___ The data ___

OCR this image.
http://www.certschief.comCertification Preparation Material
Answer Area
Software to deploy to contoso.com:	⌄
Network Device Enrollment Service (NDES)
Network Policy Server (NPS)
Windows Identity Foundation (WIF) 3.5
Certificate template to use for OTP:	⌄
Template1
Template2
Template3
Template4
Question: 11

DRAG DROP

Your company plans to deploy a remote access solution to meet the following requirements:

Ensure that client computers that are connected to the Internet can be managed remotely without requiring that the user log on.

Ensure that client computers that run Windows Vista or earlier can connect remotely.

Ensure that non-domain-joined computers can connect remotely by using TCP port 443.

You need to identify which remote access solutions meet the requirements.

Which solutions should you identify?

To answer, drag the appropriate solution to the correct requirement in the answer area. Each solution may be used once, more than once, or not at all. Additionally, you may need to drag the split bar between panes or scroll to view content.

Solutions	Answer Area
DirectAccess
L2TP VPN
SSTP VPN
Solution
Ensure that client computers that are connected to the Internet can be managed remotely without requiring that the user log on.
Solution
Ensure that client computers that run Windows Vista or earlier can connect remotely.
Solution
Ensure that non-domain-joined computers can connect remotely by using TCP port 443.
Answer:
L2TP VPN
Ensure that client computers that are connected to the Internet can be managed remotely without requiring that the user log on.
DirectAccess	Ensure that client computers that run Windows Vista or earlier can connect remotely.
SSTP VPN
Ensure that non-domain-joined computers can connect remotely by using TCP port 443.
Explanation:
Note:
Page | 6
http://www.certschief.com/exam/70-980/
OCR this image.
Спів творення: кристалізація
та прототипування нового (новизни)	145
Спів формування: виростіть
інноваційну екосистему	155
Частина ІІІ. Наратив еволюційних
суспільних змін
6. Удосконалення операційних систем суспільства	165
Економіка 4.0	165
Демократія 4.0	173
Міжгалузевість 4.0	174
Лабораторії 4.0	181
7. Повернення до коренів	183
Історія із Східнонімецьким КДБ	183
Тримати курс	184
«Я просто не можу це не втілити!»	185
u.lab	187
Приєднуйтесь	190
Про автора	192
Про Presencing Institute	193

___

Each entry above is to be quoted exactly.

[Written response]
OCR this image.
http://www.certschief.comCertification Preparation Material
Answer Area
Software to deploy to contoso.com:	⌄
Network Device Enrollment Service (NDES)
Network Policy Server (NPS)
Windows Identity Foundation (WIF) 3.5
Certificate template to use for OTP:	⌄
Template1
Template2
Template3
Template4
Question: 11

DRAG DROP

Your company plans to deploy a remote access solution to meet the following requirements:

Ensure that client computers that are connected to the Internet can be managed remotely without requiring that the user log on.

Ensure that client computers that run Windows Vista or earlier can connect remotely.

Ensure that non-domain-joined computers can connect remotely by using TCP port 443.

You need to identify which remote access solutions meet the requirements.

Which solutions should you identify?

To answer, drag the appropriate solution to the correct requirement in the answer area. Each solution may be used once, more than once, or not at all. Additionally, you may need to drag the split bar between panes or scroll to view content.

Solutions	Answer Area
DirectAccess
L2TP VPN
SSTP VPN
Solution
Ensure that client computers that are connected to the Internet can be managed remotely without requiring that the user log on.
Solution
Ensure that client computers that run Windows Vista or earlier can connect remotely.
Solution
Ensure that non-domain-joined computers can connect remotely by using TCP port 443.
Answer:
L2TP VPN
Ensure that client computers that are connected to the Internet can be managed remotely without requiring that the user log on.
DirectAccess	Ensure that client computers that run Windows Vista or earlier can connect remotely.
SSTP VPN
Ensure that non-domain-joined computers can connect remotely by using TCP port 443.
Explanation:
Note:
Page | 6
http://www.certschief.com/exam/70-980/
OCR this image.
Спів творення: кристалізація
та прототипування нового (новизни)	145
Спів формування: виростіть
інноваційну екосистему	155
Частина ІІІ. Наратив еволюційних
суспільних змін
6. Удосконалення операційних систем суспільства	165
Економіка 4.0	165
Демократія 4.0	173
Міжгалузевість 4.0	174
Лабораторії 4.0	181
7. Повернення до коренів	183
Історія із Східнонімецьким КДБ	183
Тримати курс	184
«Я просто не можу це не втілити!»	185
u.lab	187
Приєднуйтесь	190
Про автора	192
Про Presencing Institute	193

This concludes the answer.